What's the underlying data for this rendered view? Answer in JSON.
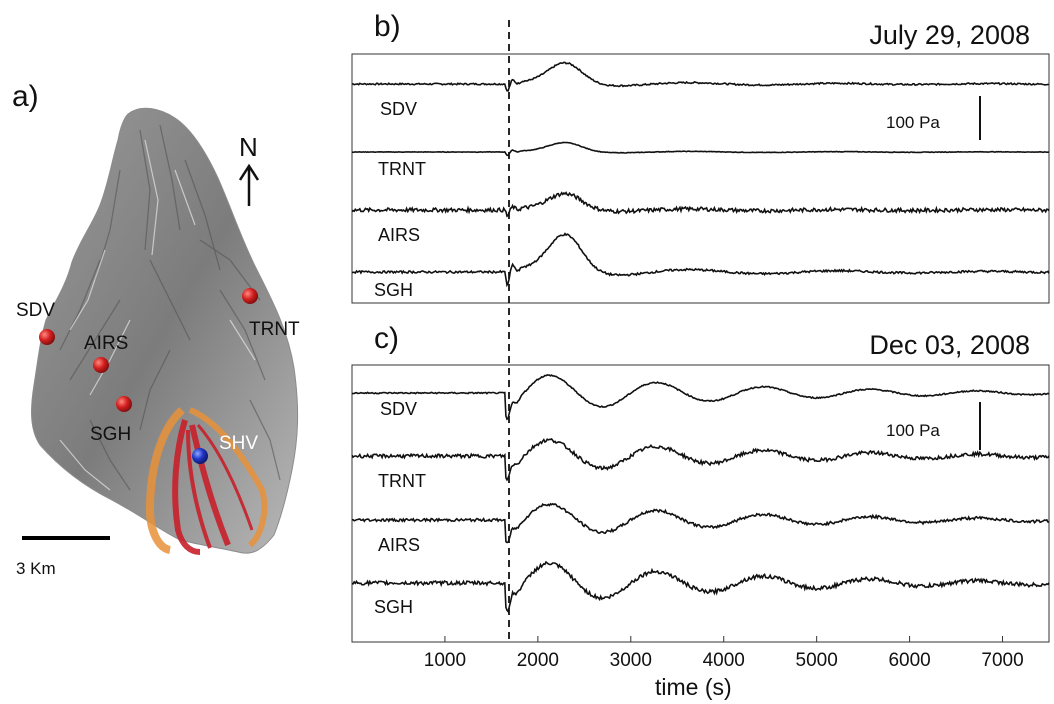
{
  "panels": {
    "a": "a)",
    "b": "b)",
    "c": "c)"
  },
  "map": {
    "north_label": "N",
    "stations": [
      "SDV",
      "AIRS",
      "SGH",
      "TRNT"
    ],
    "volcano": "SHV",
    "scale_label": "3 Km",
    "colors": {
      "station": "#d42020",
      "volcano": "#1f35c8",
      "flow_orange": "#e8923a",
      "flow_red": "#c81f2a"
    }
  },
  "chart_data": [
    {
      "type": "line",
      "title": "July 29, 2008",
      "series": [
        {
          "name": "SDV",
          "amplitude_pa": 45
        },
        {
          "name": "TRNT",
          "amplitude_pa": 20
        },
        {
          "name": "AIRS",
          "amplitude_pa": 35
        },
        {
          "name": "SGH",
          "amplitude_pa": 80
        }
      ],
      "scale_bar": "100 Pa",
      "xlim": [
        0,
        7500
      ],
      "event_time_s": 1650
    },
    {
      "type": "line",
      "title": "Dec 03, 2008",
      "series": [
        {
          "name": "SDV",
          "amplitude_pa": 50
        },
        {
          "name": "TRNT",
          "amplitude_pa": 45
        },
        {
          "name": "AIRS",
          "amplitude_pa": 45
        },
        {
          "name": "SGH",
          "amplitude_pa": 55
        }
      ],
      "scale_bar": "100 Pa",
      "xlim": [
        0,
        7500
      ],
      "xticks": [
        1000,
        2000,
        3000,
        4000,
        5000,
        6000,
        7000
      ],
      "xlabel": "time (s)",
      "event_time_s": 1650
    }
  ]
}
= = =
→ Instructions to follow
Output the entries above exactly. Drop the pictures.

→ Output of the exercise
What's the underlying data for this rendered view? Answer in JSON.
{
  "panels": {
    "a": "a)",
    "b": "b)",
    "c": "c)"
  },
  "map": {
    "north_label": "N",
    "stations": [
      "SDV",
      "AIRS",
      "SGH",
      "TRNT"
    ],
    "volcano": "SHV",
    "scale_label": "3 Km",
    "colors": {
      "station": "#d42020",
      "volcano": "#1f35c8",
      "flow_orange": "#e8923a",
      "flow_red": "#c81f2a"
    }
  },
  "chart_data": [
    {
      "type": "line",
      "title": "July 29, 2008",
      "series": [
        {
          "name": "SDV",
          "amplitude_pa": 45
        },
        {
          "name": "TRNT",
          "amplitude_pa": 20
        },
        {
          "name": "AIRS",
          "amplitude_pa": 35
        },
        {
          "name": "SGH",
          "amplitude_pa": 80
        }
      ],
      "scale_bar": "100 Pa",
      "xlim": [
        0,
        7500
      ],
      "event_time_s": 1650
    },
    {
      "type": "line",
      "title": "Dec 03, 2008",
      "series": [
        {
          "name": "SDV",
          "amplitude_pa": 50
        },
        {
          "name": "TRNT",
          "amplitude_pa": 45
        },
        {
          "name": "AIRS",
          "amplitude_pa": 45
        },
        {
          "name": "SGH",
          "amplitude_pa": 55
        }
      ],
      "scale_bar": "100 Pa",
      "xlim": [
        0,
        7500
      ],
      "xticks": [
        1000,
        2000,
        3000,
        4000,
        5000,
        6000,
        7000
      ],
      "xlabel": "time (s)",
      "event_time_s": 1650
    }
  ]
}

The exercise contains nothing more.